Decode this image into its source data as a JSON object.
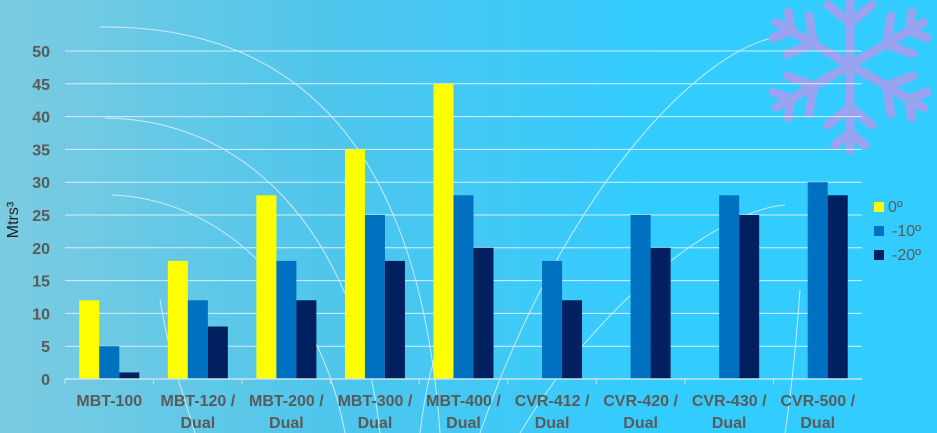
{
  "chart_data": {
    "type": "bar",
    "title": "",
    "xlabel": "",
    "ylabel": "Mtrs³",
    "ylim": [
      0,
      50
    ],
    "yticks": [
      0,
      5,
      10,
      15,
      20,
      25,
      30,
      35,
      40,
      45,
      50
    ],
    "grid": true,
    "legend_position": "right",
    "categories": [
      [
        "MBT-100"
      ],
      [
        "MBT-120 /",
        "Dual"
      ],
      [
        "MBT-200 /",
        "Dual"
      ],
      [
        "MBT-300 /",
        "Dual"
      ],
      [
        "MBT-400 /",
        "Dual"
      ],
      [
        "CVR-412 /",
        "Dual"
      ],
      [
        "CVR-420 /",
        "Dual"
      ],
      [
        "CVR-430 /",
        "Dual"
      ],
      [
        "CVR-500 /",
        "Dual"
      ]
    ],
    "series": [
      {
        "name": "0º",
        "color": "#ffff00",
        "values": [
          12,
          18,
          28,
          35,
          45,
          null,
          null,
          null,
          null
        ]
      },
      {
        "name": "-10º",
        "color": "#0070c0",
        "values": [
          5,
          12,
          18,
          25,
          28,
          18,
          25,
          28,
          30
        ]
      },
      {
        "name": "-20º",
        "color": "#002060",
        "values": [
          1,
          8,
          12,
          18,
          20,
          12,
          20,
          25,
          28
        ]
      }
    ]
  }
}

■ What you should do: Without the pictures, restate all the entries above exactly.

■ Completed exercise:
Decode this image into its source data as a JSON object.
{
  "chart_data": {
    "type": "bar",
    "title": "",
    "xlabel": "",
    "ylabel": "Mtrs³",
    "ylim": [
      0,
      50
    ],
    "yticks": [
      0,
      5,
      10,
      15,
      20,
      25,
      30,
      35,
      40,
      45,
      50
    ],
    "grid": true,
    "legend_position": "right",
    "categories": [
      [
        "MBT-100"
      ],
      [
        "MBT-120 /",
        "Dual"
      ],
      [
        "MBT-200 /",
        "Dual"
      ],
      [
        "MBT-300 /",
        "Dual"
      ],
      [
        "MBT-400 /",
        "Dual"
      ],
      [
        "CVR-412 /",
        "Dual"
      ],
      [
        "CVR-420 /",
        "Dual"
      ],
      [
        "CVR-430 /",
        "Dual"
      ],
      [
        "CVR-500 /",
        "Dual"
      ]
    ],
    "series": [
      {
        "name": "0º",
        "color": "#ffff00",
        "values": [
          12,
          18,
          28,
          35,
          45,
          null,
          null,
          null,
          null
        ]
      },
      {
        "name": "-10º",
        "color": "#0070c0",
        "values": [
          5,
          12,
          18,
          25,
          28,
          18,
          25,
          28,
          30
        ]
      },
      {
        "name": "-20º",
        "color": "#002060",
        "values": [
          1,
          8,
          12,
          18,
          20,
          12,
          20,
          25,
          28
        ]
      }
    ]
  }
}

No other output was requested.